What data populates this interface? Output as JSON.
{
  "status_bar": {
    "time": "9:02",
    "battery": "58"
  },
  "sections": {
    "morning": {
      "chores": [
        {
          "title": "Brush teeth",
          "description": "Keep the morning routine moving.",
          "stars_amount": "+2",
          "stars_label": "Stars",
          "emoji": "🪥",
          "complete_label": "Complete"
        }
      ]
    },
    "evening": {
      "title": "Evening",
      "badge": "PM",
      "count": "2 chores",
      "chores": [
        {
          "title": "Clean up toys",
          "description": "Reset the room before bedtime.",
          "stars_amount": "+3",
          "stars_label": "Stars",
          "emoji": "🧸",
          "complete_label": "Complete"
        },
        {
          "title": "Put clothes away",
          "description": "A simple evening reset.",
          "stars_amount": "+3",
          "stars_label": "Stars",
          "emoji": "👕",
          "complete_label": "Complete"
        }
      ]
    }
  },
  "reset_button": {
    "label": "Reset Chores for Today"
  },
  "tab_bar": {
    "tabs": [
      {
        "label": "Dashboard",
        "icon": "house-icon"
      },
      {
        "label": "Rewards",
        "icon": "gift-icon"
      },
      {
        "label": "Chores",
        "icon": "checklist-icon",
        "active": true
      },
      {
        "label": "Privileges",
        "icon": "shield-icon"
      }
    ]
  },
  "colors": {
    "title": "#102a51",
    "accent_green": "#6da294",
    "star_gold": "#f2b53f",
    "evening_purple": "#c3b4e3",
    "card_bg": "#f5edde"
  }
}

_WORK TO BE COMPLETED_
Your task is to return the full listing exactly as it was given.

_OUTPUT FOR THIS TASK_
What data populates this interface? Output as JSON.
{
  "status_bar": {
    "time": "9:02",
    "battery": "58"
  },
  "sections": {
    "morning": {
      "chores": [
        {
          "title": "Brush teeth",
          "description": "Keep the morning routine moving.",
          "stars_amount": "+2",
          "stars_label": "Stars",
          "emoji": "🪥",
          "complete_label": "Complete"
        }
      ]
    },
    "evening": {
      "title": "Evening",
      "badge": "PM",
      "count": "2 chores",
      "chores": [
        {
          "title": "Clean up toys",
          "description": "Reset the room before bedtime.",
          "stars_amount": "+3",
          "stars_label": "Stars",
          "emoji": "🧸",
          "complete_label": "Complete"
        },
        {
          "title": "Put clothes away",
          "description": "A simple evening reset.",
          "stars_amount": "+3",
          "stars_label": "Stars",
          "emoji": "👕",
          "complete_label": "Complete"
        }
      ]
    }
  },
  "reset_button": {
    "label": "Reset Chores for Today"
  },
  "tab_bar": {
    "tabs": [
      {
        "label": "Dashboard",
        "icon": "house-icon"
      },
      {
        "label": "Rewards",
        "icon": "gift-icon"
      },
      {
        "label": "Chores",
        "icon": "checklist-icon",
        "active": true
      },
      {
        "label": "Privileges",
        "icon": "shield-icon"
      }
    ]
  },
  "colors": {
    "title": "#102a51",
    "accent_green": "#6da294",
    "star_gold": "#f2b53f",
    "evening_purple": "#c3b4e3",
    "card_bg": "#f5edde"
  }
}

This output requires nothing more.